§ **Data records**
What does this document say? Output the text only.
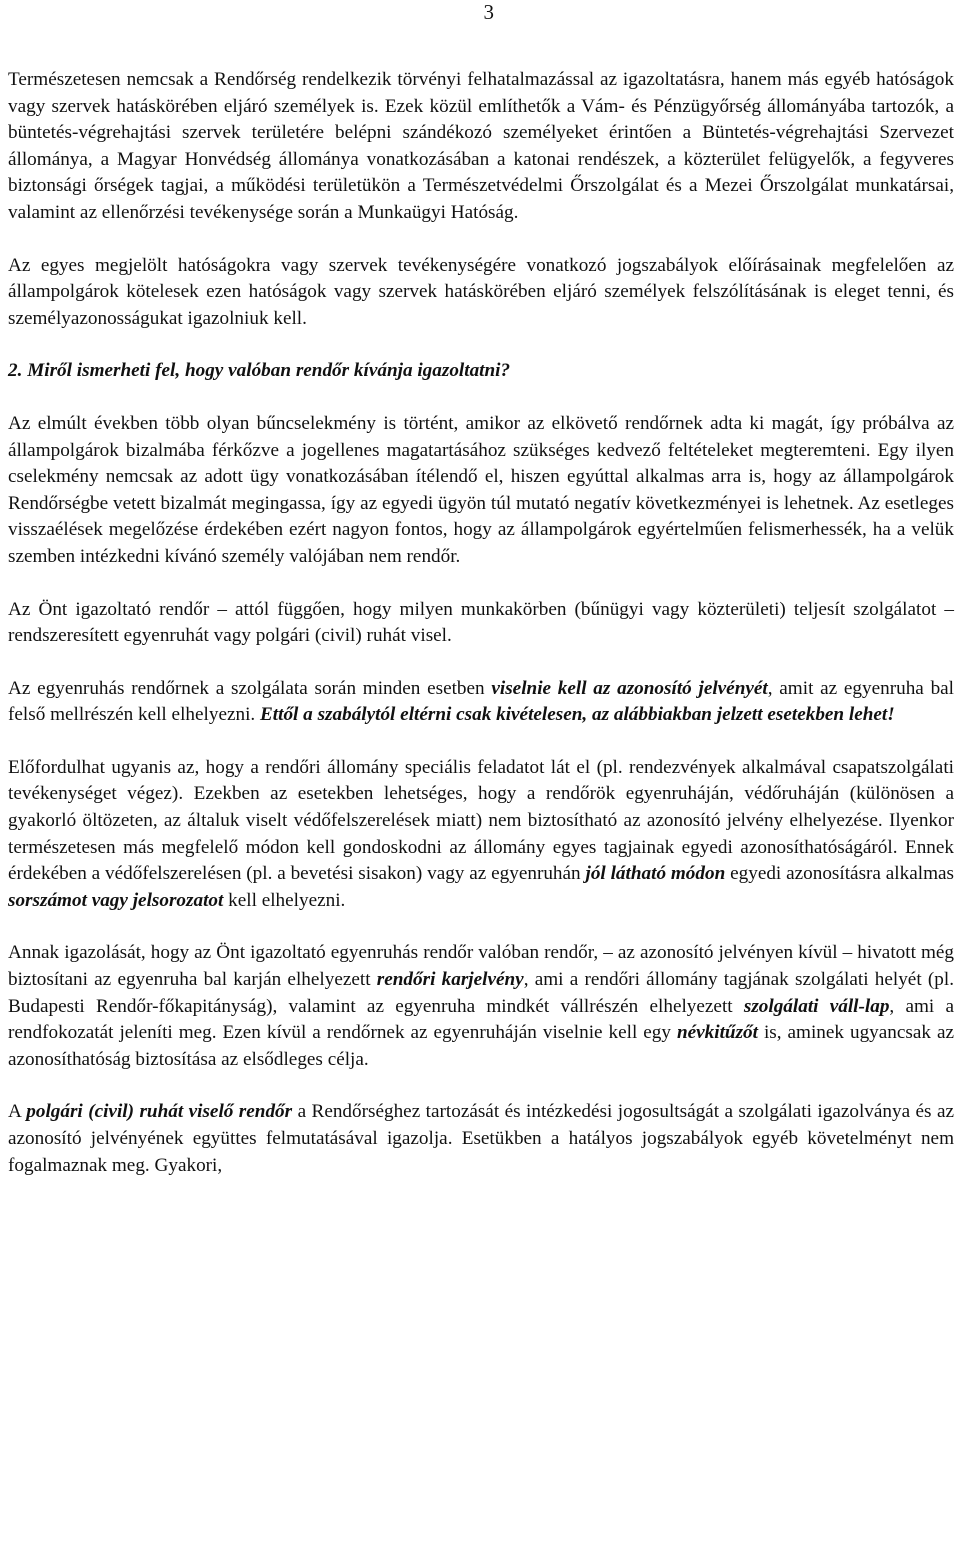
3

Természetesen nemcsak a Rendőrség rendelkezik törvényi felhatalmazással az igazoltatásra, hanem más egyéb hatóságok vagy szervek hatáskörében eljáró személyek is. Ezek közül említhetők a Vám- és Pénzügyőrség állományába tartozók, a büntetés-végrehajtási szervek területére belépni szándékozó személyeket érintően a Büntetés-végrehajtási Szervezet állománya, a Magyar Honvédség állománya vonatkozásában a katonai rendészek, a közterület felügyelők, a fegyveres biztonsági őrségek tagjai, a működési területükön a Természetvédelmi Őrszolgálat és a Mezei Őrszolgálat munkatársai, valamint az ellenőrzési tevékenysége során a Munkaügyi Hatóság.

Az egyes megjelölt hatóságokra vagy szervek tevékenységére vonatkozó jogszabályok előírásainak megfelelően az állampolgárok kötelesek ezen hatóságok vagy szervek hatáskörében eljáró személyek felszólításának is eleget tenni, és személyazonosságukat igazolniuk kell.

2. Miről ismerheti fel, hogy valóban rendőr kívánja igazoltatni?

Az elmúlt években több olyan bűncselekmény is történt, amikor az elkövető rendőrnek adta ki magát, így próbálva az állampolgárok bizalmába férkőzve a jogellenes magatartásához szükséges kedvező feltételeket megteremteni. Egy ilyen cselekmény nemcsak az adott ügy vonatkozásában ítélendő el, hiszen egyúttal alkalmas arra is, hogy az állampolgárok Rendőrségbe vetett bizalmát megingassa, így az egyedi ügyön túl mutató negatív következményei is lehetnek. Az esetleges visszaélések megelőzése érdekében ezért nagyon fontos, hogy az állampolgárok egyértelműen felismerhessék, ha a velük szemben intézkedni kívánó személy valójában nem rendőr.

Az Önt igazoltató rendőr – attól függően, hogy milyen munkakörben (bűnügyi vagy közterületi) teljesít szolgálatot – rendszeresített egyenruhát vagy polgári (civil) ruhát visel.

Az egyenruhás rendőrnek a szolgálata során minden esetben viselnie kell az azonosító jelvényét, amit az egyenruha bal felső mellrészén kell elhelyezni. Ettől a szabálytól eltérni csak kivételesen, az alábbiakban jelzett esetekben lehet!

Előfordulhat ugyanis az, hogy a rendőri állomány speciális feladatot lát el (pl. rendezvények alkalmával csapatszolgálati tevékenységet végez). Ezekben az esetekben lehetséges, hogy a rendőrök egyenruháján, védőruháján (különösen a gyakorló öltözeten, az általuk viselt védőfelszerelések miatt) nem biztosítható az azonosító jelvény elhelyezése. Ilyenkor természetesen más megfelelő módon kell gondoskodni az állomány egyes tagjainak egyedi azonosíthatóságáról. Ennek érdekében a védőfelszerelésen (pl. a bevetési sisakon) vagy az egyenruhán jól látható módon egyedi azonosításra alkalmas sorszámot vagy jelsorozatot kell elhelyezni.

Annak igazolását, hogy az Önt igazoltató egyenruhás rendőr valóban rendőr, – az azonosító jelvényen kívül – hivatott még biztosítani az egyenruha bal karján elhelyezett rendőri karjelvény, ami a rendőri állomány tagjának szolgálati helyét (pl. Budapesti Rendőr-főkapitányság), valamint az egyenruha mindkét vállrészén elhelyezett szolgálati váll-lap, ami a rendfokozatát jeleníti meg. Ezen kívül a rendőrnek az egyenruháján viselnie kell egy névkitűzőt is, aminek ugyancsak az azonosíthatóság biztosítása az elsődleges célja.

A polgári (civil) ruhát viselő rendőr a Rendőrséghez tartozását és intézkedési jogosultságát a szolgálati igazolványa és az azonosító jelvényének együttes felmutatásával igazolja. Esetükben a hatályos jogszabályok egyéb követelményt nem fogalmaznak meg. Gyakori,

§ **Stated task**
Leave the pictures out and copy the rest of the data exactly.

§ **Task response**
What does this document say? Output the text only.
3

Természetesen nemcsak a Rendőrség rendelkezik törvényi felhatalmazással az igazoltatásra, hanem más egyéb hatóságok vagy szervek hatáskörében eljáró személyek is. Ezek közül említhetők a Vám- és Pénzügyőrség állományába tartozók, a büntetés-végrehajtási szervek területére belépni szándékozó személyeket érintően a Büntetés-végrehajtási Szervezet állománya, a Magyar Honvédség állománya vonatkozásában a katonai rendészek, a közterület felügyelők, a fegyveres biztonsági őrségek tagjai, a működési területükön a Természetvédelmi Őrszolgálat és a Mezei Őrszolgálat munkatársai, valamint az ellenőrzési tevékenysége során a Munkaügyi Hatóság.

Az egyes megjelölt hatóságokra vagy szervek tevékenységére vonatkozó jogszabályok előírásainak megfelelően az állampolgárok kötelesek ezen hatóságok vagy szervek hatáskörében eljáró személyek felszólításának is eleget tenni, és személyazonosságukat igazolniuk kell.

2. Miről ismerheti fel, hogy valóban rendőr kívánja igazoltatni?

Az elmúlt években több olyan bűncselekmény is történt, amikor az elkövető rendőrnek adta ki magát, így próbálva az állampolgárok bizalmába férkőzve a jogellenes magatartásához szükséges kedvező feltételeket megteremteni. Egy ilyen cselekmény nemcsak az adott ügy vonatkozásában ítélendő el, hiszen egyúttal alkalmas arra is, hogy az állampolgárok Rendőrségbe vetett bizalmát megingassa, így az egyedi ügyön túl mutató negatív következményei is lehetnek. Az esetleges visszaélések megelőzése érdekében ezért nagyon fontos, hogy az állampolgárok egyértelműen felismerhessék, ha a velük szemben intézkedni kívánó személy valójában nem rendőr.

Az Önt igazoltató rendőr – attól függően, hogy milyen munkakörben (bűnügyi vagy közterületi) teljesít szolgálatot – rendszeresített egyenruhát vagy polgári (civil) ruhát visel.

Az egyenruhás rendőrnek a szolgálata során minden esetben viselnie kell az azonosító jelvényét, amit az egyenruha bal felső mellrészén kell elhelyezni. Ettől a szabálytól eltérni csak kivételesen, az alábbiakban jelzett esetekben lehet!

Előfordulhat ugyanis az, hogy a rendőri állomány speciális feladatot lát el (pl. rendezvények alkalmával csapatszolgálati tevékenységet végez). Ezekben az esetekben lehetséges, hogy a rendőrök egyenruháján, védőruháján (különösen a gyakorló öltözeten, az általuk viselt védőfelszerelések miatt) nem biztosítható az azonosító jelvény elhelyezése. Ilyenkor természetesen más megfelelő módon kell gondoskodni az állomány egyes tagjainak egyedi azonosíthatóságáról. Ennek érdekében a védőfelszerelésen (pl. a bevetési sisakon) vagy az egyenruhán jól látható módon egyedi azonosításra alkalmas sorszámot vagy jelsorozatot kell elhelyezni.

Annak igazolását, hogy az Önt igazoltató egyenruhás rendőr valóban rendőr, – az azonosító jelvényen kívül – hivatott még biztosítani az egyenruha bal karján elhelyezett rendőri karjelvény, ami a rendőri állomány tagjának szolgálati helyét (pl. Budapesti Rendőr-főkapitányság), valamint az egyenruha mindkét vállrészén elhelyezett szolgálati váll-lap, ami a rendfokozatát jeleníti meg. Ezen kívül a rendőrnek az egyenruháján viselnie kell egy névkitűzőt is, aminek ugyancsak az azonosíthatóság biztosítása az elsődleges célja.

A polgári (civil) ruhát viselő rendőr a Rendőrséghez tartozását és intézkedési jogosultságát a szolgálati igazolványa és az azonosító jelvényének együttes felmutatásával igazolja. Esetükben a hatályos jogszabályok egyéb követelményt nem fogalmaznak meg. Gyakori,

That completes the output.